# DATASET EXTRACT start

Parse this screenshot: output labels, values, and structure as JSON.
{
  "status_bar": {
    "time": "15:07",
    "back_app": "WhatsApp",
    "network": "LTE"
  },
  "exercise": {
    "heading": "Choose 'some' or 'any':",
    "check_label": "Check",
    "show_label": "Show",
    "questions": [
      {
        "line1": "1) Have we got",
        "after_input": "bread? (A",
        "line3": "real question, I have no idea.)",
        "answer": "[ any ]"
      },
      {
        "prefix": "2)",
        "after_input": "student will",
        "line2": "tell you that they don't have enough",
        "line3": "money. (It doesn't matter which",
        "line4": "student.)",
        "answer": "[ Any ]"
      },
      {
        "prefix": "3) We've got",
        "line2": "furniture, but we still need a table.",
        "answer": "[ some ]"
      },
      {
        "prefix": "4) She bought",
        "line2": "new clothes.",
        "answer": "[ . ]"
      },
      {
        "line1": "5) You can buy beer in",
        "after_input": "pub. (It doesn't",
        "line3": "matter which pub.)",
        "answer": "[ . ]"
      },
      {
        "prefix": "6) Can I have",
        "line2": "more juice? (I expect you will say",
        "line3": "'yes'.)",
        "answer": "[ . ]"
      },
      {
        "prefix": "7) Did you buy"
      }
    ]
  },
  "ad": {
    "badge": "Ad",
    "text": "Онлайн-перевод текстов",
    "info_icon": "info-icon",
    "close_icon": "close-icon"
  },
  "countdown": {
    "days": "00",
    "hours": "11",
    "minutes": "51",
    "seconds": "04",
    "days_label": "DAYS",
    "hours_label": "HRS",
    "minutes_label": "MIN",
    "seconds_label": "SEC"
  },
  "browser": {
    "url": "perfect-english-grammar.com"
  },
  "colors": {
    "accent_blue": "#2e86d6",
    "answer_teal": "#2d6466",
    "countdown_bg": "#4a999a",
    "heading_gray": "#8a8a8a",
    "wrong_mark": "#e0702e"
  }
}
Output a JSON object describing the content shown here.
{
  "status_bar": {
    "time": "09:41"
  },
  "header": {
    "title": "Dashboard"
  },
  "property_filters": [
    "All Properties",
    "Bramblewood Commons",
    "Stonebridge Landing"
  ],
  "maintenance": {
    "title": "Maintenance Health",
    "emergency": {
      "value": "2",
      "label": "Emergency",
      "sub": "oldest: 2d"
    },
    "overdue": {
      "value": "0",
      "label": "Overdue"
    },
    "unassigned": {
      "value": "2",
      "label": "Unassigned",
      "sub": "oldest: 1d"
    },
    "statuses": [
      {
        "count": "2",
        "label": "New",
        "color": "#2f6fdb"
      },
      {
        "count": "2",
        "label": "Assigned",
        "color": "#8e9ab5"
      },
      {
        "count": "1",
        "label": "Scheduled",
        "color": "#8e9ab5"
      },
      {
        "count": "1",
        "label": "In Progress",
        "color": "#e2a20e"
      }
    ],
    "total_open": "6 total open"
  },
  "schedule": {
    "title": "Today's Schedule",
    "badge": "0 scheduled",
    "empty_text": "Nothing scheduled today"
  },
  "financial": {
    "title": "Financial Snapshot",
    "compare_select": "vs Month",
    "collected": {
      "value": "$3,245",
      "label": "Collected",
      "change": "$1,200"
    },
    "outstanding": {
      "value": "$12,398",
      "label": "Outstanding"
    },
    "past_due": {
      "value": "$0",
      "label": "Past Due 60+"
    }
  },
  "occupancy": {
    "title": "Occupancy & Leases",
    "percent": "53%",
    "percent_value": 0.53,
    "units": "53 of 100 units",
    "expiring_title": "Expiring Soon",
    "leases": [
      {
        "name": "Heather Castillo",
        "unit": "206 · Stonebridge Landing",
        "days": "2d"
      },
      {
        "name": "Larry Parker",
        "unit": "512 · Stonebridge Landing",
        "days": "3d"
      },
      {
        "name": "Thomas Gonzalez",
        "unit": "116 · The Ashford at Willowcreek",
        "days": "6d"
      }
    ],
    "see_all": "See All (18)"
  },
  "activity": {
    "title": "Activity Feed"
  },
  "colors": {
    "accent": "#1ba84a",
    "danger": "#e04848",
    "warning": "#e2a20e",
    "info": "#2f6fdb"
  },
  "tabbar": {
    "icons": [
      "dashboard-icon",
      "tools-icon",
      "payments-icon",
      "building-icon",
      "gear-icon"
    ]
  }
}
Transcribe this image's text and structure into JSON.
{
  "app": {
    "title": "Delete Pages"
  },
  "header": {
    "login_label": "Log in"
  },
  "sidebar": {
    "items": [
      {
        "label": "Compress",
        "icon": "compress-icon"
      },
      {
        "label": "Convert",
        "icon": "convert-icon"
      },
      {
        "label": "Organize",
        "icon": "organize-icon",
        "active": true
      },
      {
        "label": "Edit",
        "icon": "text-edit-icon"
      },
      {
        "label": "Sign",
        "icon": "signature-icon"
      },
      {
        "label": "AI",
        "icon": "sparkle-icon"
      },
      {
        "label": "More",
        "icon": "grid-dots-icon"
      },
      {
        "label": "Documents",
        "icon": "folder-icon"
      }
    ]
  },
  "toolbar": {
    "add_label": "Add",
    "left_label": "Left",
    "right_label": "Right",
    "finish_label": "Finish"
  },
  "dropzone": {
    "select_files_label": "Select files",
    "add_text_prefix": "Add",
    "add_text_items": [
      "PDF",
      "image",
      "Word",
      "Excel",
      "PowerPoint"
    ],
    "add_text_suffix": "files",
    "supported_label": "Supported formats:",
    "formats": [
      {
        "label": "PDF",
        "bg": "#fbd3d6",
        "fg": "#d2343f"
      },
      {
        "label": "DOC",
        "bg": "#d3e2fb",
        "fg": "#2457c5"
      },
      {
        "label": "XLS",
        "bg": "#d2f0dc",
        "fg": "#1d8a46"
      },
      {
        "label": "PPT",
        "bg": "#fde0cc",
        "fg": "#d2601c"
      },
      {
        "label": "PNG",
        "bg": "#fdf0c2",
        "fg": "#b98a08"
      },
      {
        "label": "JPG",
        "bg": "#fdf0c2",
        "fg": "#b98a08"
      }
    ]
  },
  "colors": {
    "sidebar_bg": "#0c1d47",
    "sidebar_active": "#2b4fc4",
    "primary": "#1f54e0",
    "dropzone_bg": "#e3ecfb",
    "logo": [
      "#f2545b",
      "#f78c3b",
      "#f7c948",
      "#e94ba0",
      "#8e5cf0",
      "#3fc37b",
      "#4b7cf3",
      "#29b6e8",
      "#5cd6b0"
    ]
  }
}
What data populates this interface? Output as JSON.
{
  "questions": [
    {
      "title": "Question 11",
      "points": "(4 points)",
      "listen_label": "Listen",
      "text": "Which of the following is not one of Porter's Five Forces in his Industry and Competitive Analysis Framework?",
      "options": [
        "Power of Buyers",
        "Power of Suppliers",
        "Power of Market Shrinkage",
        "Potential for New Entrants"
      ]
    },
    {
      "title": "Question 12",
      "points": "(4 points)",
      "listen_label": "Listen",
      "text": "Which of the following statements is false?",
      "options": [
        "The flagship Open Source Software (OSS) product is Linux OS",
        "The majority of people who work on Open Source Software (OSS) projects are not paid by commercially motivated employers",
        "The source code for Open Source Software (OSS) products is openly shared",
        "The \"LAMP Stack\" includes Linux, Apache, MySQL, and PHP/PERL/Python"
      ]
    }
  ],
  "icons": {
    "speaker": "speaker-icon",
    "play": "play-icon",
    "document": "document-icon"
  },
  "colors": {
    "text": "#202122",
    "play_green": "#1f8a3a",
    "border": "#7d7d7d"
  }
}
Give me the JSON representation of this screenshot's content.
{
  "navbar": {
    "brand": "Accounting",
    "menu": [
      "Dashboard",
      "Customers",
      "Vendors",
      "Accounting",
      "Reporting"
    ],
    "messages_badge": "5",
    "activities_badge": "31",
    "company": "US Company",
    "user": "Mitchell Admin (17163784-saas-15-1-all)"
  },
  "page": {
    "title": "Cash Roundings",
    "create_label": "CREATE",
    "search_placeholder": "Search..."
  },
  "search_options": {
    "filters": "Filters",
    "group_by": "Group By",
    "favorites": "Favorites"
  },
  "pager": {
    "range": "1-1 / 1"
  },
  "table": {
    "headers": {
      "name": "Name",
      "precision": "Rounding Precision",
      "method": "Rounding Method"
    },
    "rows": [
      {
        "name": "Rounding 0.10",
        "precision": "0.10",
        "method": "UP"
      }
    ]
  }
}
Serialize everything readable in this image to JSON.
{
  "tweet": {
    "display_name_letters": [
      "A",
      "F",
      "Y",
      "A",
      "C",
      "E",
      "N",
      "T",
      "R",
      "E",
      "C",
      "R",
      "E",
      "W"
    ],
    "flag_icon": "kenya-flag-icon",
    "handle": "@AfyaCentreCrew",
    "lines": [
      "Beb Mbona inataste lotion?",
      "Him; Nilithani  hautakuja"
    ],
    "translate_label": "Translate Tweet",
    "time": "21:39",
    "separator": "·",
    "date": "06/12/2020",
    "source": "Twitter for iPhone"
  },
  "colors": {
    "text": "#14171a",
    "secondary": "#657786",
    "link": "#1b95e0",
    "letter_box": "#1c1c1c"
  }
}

# DATASET EXTRACT end

Return the lines beginning at the one that contains "Serialize everything readable" and continuing through the last line of the data, exactly as they stand and without any others.

### OUTPUT OF THE EXERCISE
Serialize everything readable in this image to JSON.
{
  "tweet": {
    "display_name_letters": [
      "A",
      "F",
      "Y",
      "A",
      "C",
      "E",
      "N",
      "T",
      "R",
      "E",
      "C",
      "R",
      "E",
      "W"
    ],
    "flag_icon": "kenya-flag-icon",
    "handle": "@AfyaCentreCrew",
    "lines": [
      "Beb Mbona inataste lotion?",
      "Him; Nilithani  hautakuja"
    ],
    "translate_label": "Translate Tweet",
    "time": "21:39",
    "separator": "·",
    "date": "06/12/2020",
    "source": "Twitter for iPhone"
  },
  "colors": {
    "text": "#14171a",
    "secondary": "#657786",
    "link": "#1b95e0",
    "letter_box": "#1c1c1c"
  }
}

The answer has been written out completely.